(Work to be completed) Extract the full listing verbatim and drop any pictures from your copy.
[start Materials provided]
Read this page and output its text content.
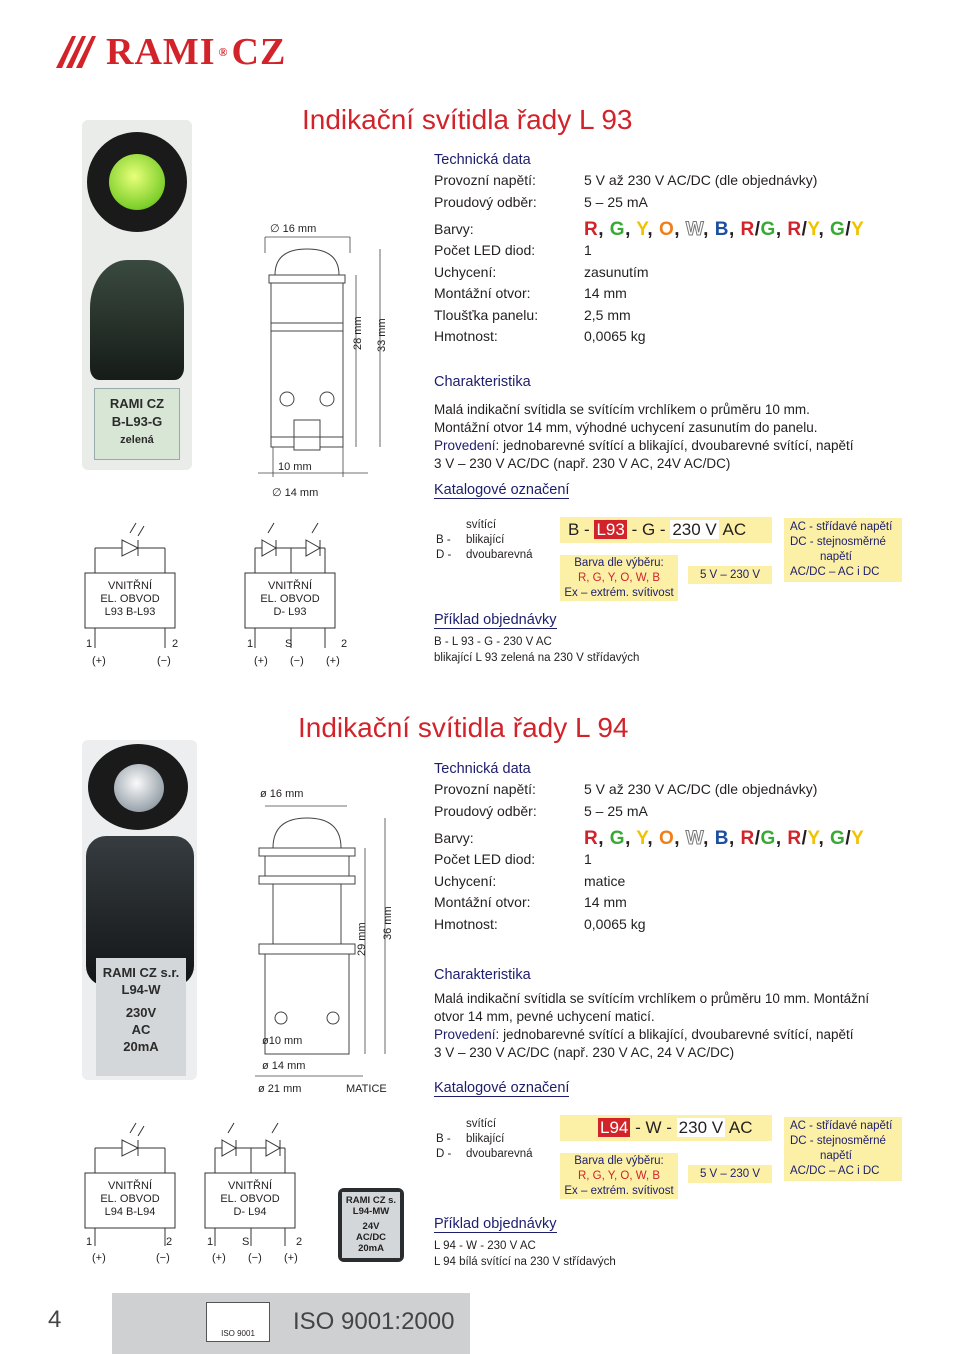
RAMI ® CZ
Indikační svítidla řady L 93
RAMI CZ
B-L93-G
zelená
∅ 16 mm
28 mm 33 mm
10 mm
∅ 14 mm
Technická data
Provozní napětí:	5 V až 230 V AC/DC (dle objednávky)
Proudový odběr:	5 – 25 mA
Barvy:	R, G, Y, O, W, B, R/G, R/Y, G/Y
Počet LED diod:	1
Uchycení:	zasunutím
Montážní otvor:	14 mm
Tloušťka panelu:	2,5 mm
Hmotnost:	0,0065 kg
Charakteristika
Malá indikační svítidla se svítícím vrchlíkem o průměru 10 mm.
Montážní otvor 14 mm, výhodné uchycení zasunutím do panelu.
Provedení: jednobarevné svítící a blikající, dvoubarevné svítící, napětí
3 V – 230 V AC/DC (např. 230 V AC, 24V AC/DC)
Katalogové označení
VNITŘNÍ
EL. OBVOD
L93 B-L93
VNITŘNÍ
EL. OBVOD
D- L93
1	2
(+)	(−)
1	S	2
(+) (−) (+)
svítící
B - blikající
D - dvoubarevná
B - L93 - G - 230 V AC
Barva dle výběru:
R, G, Y, O, W, B
Ex – extrém. svítivost
5 V – 230 V
AC - střídavé napětí
DC - stejnosměrné
napětí
AC/DC – AC i DC
Příklad objednávky
B - L 93 - G - 230 V AC
blikající L 93 zelená na 230 V střídavých
Indikační svítidla řady L 94
RAMI CZ s.r.
L94-W
230V
AC
20mA
ø 16 mm
29 mm 36 mm
ø10 mm
ø 14 mm
ø 21 mm	MATICE
Technická data
Provozní napětí:	5 V až 230 V AC/DC (dle objednávky)
Proudový odběr:	5 – 25 mA
Barvy:	R, G, Y, O, W, B, R/G, R/Y, G/Y
Počet LED diod:	1
Uchycení:	matice
Montážní otvor:	14 mm
Hmotnost:	0,0065 kg
Charakteristika
Malá indikační svítidla se svítícím vrchlíkem o průměru 10 mm. Montážní
otvor 14 mm, pevné uchycení maticí.
Provedení: jednobarevné svítící a blikající, dvoubarevné svítící, napětí
3 V – 230 V AC/DC (např. 230 V AC, 24 V AC/DC)
Katalogové označení
VNITŘNÍ
EL. OBVOD
L94 B-L94
VNITŘNÍ
EL. OBVOD
D- L94
1	2
(+)	(−)
1	S	2
(+) (−) (+)
RAMI CZ s.
L94-MW
24V
AC/DC
20mA
svítící
B - blikající
D - dvoubarevná
L94 - W - 230 V AC
Barva dle výběru:
R, G, Y, O, W, B
Ex – extrém. svítivost
5 V – 230 V
AC - střídavé napětí
DC - stejnosměrné
napětí
AC/DC – AC i DC
Příklad objednávky
L 94 - W - 230 V AC
L 94 bílá svítící na 230 V střídavých
4
ISO 9001	ISO 9001:2000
[end Materials provided]
(Written solution)
Read this page and output its text content.
RAMI ® CZ
Indikační svítidla řady L 93
RAMI CZ
B-L93-G
zelená
∅ 16 mm
28 mm 33 mm
10 mm
∅ 14 mm
Technická data
Provozní napětí:	5 V až 230 V AC/DC (dle objednávky)
Proudový odběr:	5 – 25 mA
Barvy:	R, G, Y, O, W, B, R/G, R/Y, G/Y
Počet LED diod:	1
Uchycení:	zasunutím
Montážní otvor:	14 mm
Tloušťka panelu:	2,5 mm
Hmotnost:	0,0065 kg
Charakteristika
Malá indikační svítidla se svítícím vrchlíkem o průměru 10 mm.
Montážní otvor 14 mm, výhodné uchycení zasunutím do panelu.
Provedení: jednobarevné svítící a blikající, dvoubarevné svítící, napětí
3 V – 230 V AC/DC (např. 230 V AC, 24V AC/DC)
Katalogové označení
VNITŘNÍ
EL. OBVOD
L93 B-L93
VNITŘNÍ
EL. OBVOD
D- L93
1	2
(+)	(−)
1	S	2
(+) (−) (+)
svítící
B - blikající
D - dvoubarevná
B - L93 - G - 230 V AC
Barva dle výběru:
R, G, Y, O, W, B
Ex – extrém. svítivost
5 V – 230 V
AC - střídavé napětí
DC - stejnosměrné
napětí
AC/DC – AC i DC
Příklad objednávky
B - L 93 - G - 230 V AC
blikající L 93 zelená na 230 V střídavých
Indikační svítidla řady L 94
RAMI CZ s.r.
L94-W
230V
AC
20mA
ø 16 mm
29 mm 36 mm
ø10 mm
ø 14 mm
ø 21 mm	MATICE
Technická data
Provozní napětí:	5 V až 230 V AC/DC (dle objednávky)
Proudový odběr:	5 – 25 mA
Barvy:	R, G, Y, O, W, B, R/G, R/Y, G/Y
Počet LED diod:	1
Uchycení:	matice
Montážní otvor:	14 mm
Hmotnost:	0,0065 kg
Charakteristika
Malá indikační svítidla se svítícím vrchlíkem o průměru 10 mm. Montážní
otvor 14 mm, pevné uchycení maticí.
Provedení: jednobarevné svítící a blikající, dvoubarevné svítící, napětí
3 V – 230 V AC/DC (např. 230 V AC, 24 V AC/DC)
Katalogové označení
VNITŘNÍ
EL. OBVOD
L94 B-L94
VNITŘNÍ
EL. OBVOD
D- L94
1	2
(+)	(−)
1	S	2
(+) (−) (+)
RAMI CZ s.
L94-MW
24V
AC/DC
20mA
svítící
B - blikající
D - dvoubarevná
L94 - W - 230 V AC
Barva dle výběru:
R, G, Y, O, W, B
Ex – extrém. svítivost
5 V – 230 V
AC - střídavé napětí
DC - stejnosměrné
napětí
AC/DC – AC i DC
Příklad objednávky
L 94 - W - 230 V AC
L 94 bílá svítící na 230 V střídavých
4
ISO 9001	ISO 9001:2000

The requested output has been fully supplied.